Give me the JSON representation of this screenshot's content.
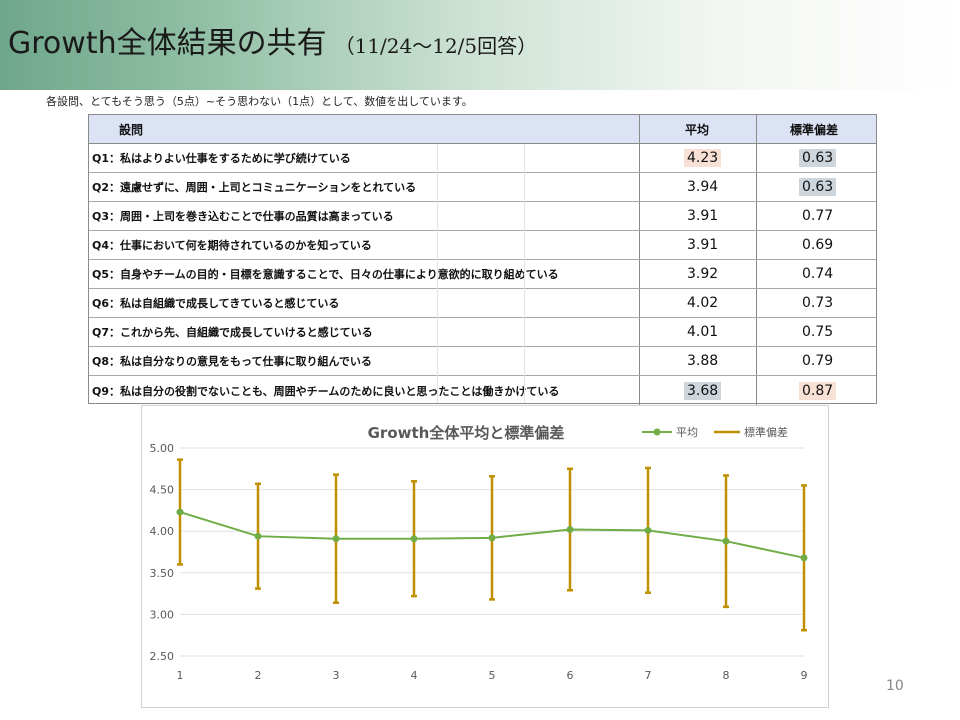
{
  "header": {
    "title": "Growth全体結果の共有",
    "subtitle": "（11/24～12/5回答）"
  },
  "note": "各設問、とてもそう思う（5点）~そう思わない（1点）として、数値を出しています。",
  "table": {
    "headers": [
      "設問",
      "平均",
      "標準偏差"
    ],
    "rows": [
      {
        "q": "Q1：私はよりよい仕事をするために学び続けている",
        "mean": "4.23",
        "sd": "0.63",
        "mean_hl": "#f8e0d5",
        "sd_hl": "#ccd6dc"
      },
      {
        "q": "Q2：遠慮せずに、周囲・上司とコミュニケーションをとれている",
        "mean": "3.94",
        "sd": "0.63",
        "mean_hl": "",
        "sd_hl": "#ccd6dc"
      },
      {
        "q": "Q3：周囲・上司を巻き込むことで仕事の品質は高まっている",
        "mean": "3.91",
        "sd": "0.77",
        "mean_hl": "",
        "sd_hl": ""
      },
      {
        "q": "Q4：仕事において何を期待されているのかを知っている",
        "mean": "3.91",
        "sd": "0.69",
        "mean_hl": "",
        "sd_hl": ""
      },
      {
        "q": "Q5：自身やチームの目的・目標を意識することで、日々の仕事により意欲的に取り組めている",
        "mean": "3.92",
        "sd": "0.74",
        "mean_hl": "",
        "sd_hl": ""
      },
      {
        "q": "Q6：私は自組織で成長してきていると感じている",
        "mean": "4.02",
        "sd": "0.73",
        "mean_hl": "",
        "sd_hl": ""
      },
      {
        "q": "Q7：これから先、自組織で成長していけると感じている",
        "mean": "4.01",
        "sd": "0.75",
        "mean_hl": "",
        "sd_hl": ""
      },
      {
        "q": "Q8：私は自分なりの意見をもって仕事に取り組んでいる",
        "mean": "3.88",
        "sd": "0.79",
        "mean_hl": "",
        "sd_hl": ""
      },
      {
        "q": "Q9：私は自分の役割でないことも、周囲やチームのために良いと思ったことは働きかけている",
        "mean": "3.68",
        "sd": "0.87",
        "mean_hl": "#ccd6dc",
        "sd_hl": "#f8e0d5"
      }
    ]
  },
  "chart_data": {
    "type": "line",
    "title": "Growth全体平均と標準偏差",
    "x": [
      1,
      2,
      3,
      4,
      5,
      6,
      7,
      8,
      9
    ],
    "x_tick_labels": [
      "1",
      "2",
      "3",
      "4",
      "5",
      "6",
      "7",
      "8",
      "9"
    ],
    "series": [
      {
        "name": "平均",
        "values": [
          4.23,
          3.94,
          3.91,
          3.91,
          3.92,
          4.02,
          4.01,
          3.88,
          3.68
        ],
        "color": "#70ad47"
      }
    ],
    "error_bars": {
      "name": "標準偏差",
      "values": [
        0.63,
        0.63,
        0.77,
        0.69,
        0.74,
        0.73,
        0.75,
        0.79,
        0.87
      ],
      "color": "#bf9000"
    },
    "ylim": [
      2.5,
      5.0
    ],
    "y_ticks": [
      2.5,
      3.0,
      3.5,
      4.0,
      4.5,
      5.0
    ],
    "y_tick_labels": [
      "2.50",
      "3.00",
      "3.50",
      "4.00",
      "4.50",
      "5.00"
    ],
    "legend": "top-right",
    "grid": true
  },
  "page_number": "10"
}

→ **Given instruction**:
Each entry above should be reproduced exactly, with the pictures removed.

→ **Written answer**:
Give me the JSON representation of this screenshot's content.
{
  "header": {
    "title": "Growth全体結果の共有",
    "subtitle": "（11/24～12/5回答）"
  },
  "note": "各設問、とてもそう思う（5点）~そう思わない（1点）として、数値を出しています。",
  "table": {
    "headers": [
      "設問",
      "平均",
      "標準偏差"
    ],
    "rows": [
      {
        "q": "Q1：私はよりよい仕事をするために学び続けている",
        "mean": "4.23",
        "sd": "0.63",
        "mean_hl": "#f8e0d5",
        "sd_hl": "#ccd6dc"
      },
      {
        "q": "Q2：遠慮せずに、周囲・上司とコミュニケーションをとれている",
        "mean": "3.94",
        "sd": "0.63",
        "mean_hl": "",
        "sd_hl": "#ccd6dc"
      },
      {
        "q": "Q3：周囲・上司を巻き込むことで仕事の品質は高まっている",
        "mean": "3.91",
        "sd": "0.77",
        "mean_hl": "",
        "sd_hl": ""
      },
      {
        "q": "Q4：仕事において何を期待されているのかを知っている",
        "mean": "3.91",
        "sd": "0.69",
        "mean_hl": "",
        "sd_hl": ""
      },
      {
        "q": "Q5：自身やチームの目的・目標を意識することで、日々の仕事により意欲的に取り組めている",
        "mean": "3.92",
        "sd": "0.74",
        "mean_hl": "",
        "sd_hl": ""
      },
      {
        "q": "Q6：私は自組織で成長してきていると感じている",
        "mean": "4.02",
        "sd": "0.73",
        "mean_hl": "",
        "sd_hl": ""
      },
      {
        "q": "Q7：これから先、自組織で成長していけると感じている",
        "mean": "4.01",
        "sd": "0.75",
        "mean_hl": "",
        "sd_hl": ""
      },
      {
        "q": "Q8：私は自分なりの意見をもって仕事に取り組んでいる",
        "mean": "3.88",
        "sd": "0.79",
        "mean_hl": "",
        "sd_hl": ""
      },
      {
        "q": "Q9：私は自分の役割でないことも、周囲やチームのために良いと思ったことは働きかけている",
        "mean": "3.68",
        "sd": "0.87",
        "mean_hl": "#ccd6dc",
        "sd_hl": "#f8e0d5"
      }
    ]
  },
  "chart_data": {
    "type": "line",
    "title": "Growth全体平均と標準偏差",
    "x": [
      1,
      2,
      3,
      4,
      5,
      6,
      7,
      8,
      9
    ],
    "x_tick_labels": [
      "1",
      "2",
      "3",
      "4",
      "5",
      "6",
      "7",
      "8",
      "9"
    ],
    "series": [
      {
        "name": "平均",
        "values": [
          4.23,
          3.94,
          3.91,
          3.91,
          3.92,
          4.02,
          4.01,
          3.88,
          3.68
        ],
        "color": "#70ad47"
      }
    ],
    "error_bars": {
      "name": "標準偏差",
      "values": [
        0.63,
        0.63,
        0.77,
        0.69,
        0.74,
        0.73,
        0.75,
        0.79,
        0.87
      ],
      "color": "#bf9000"
    },
    "ylim": [
      2.5,
      5.0
    ],
    "y_ticks": [
      2.5,
      3.0,
      3.5,
      4.0,
      4.5,
      5.0
    ],
    "y_tick_labels": [
      "2.50",
      "3.00",
      "3.50",
      "4.00",
      "4.50",
      "5.00"
    ],
    "legend": "top-right",
    "grid": true
  },
  "page_number": "10"
}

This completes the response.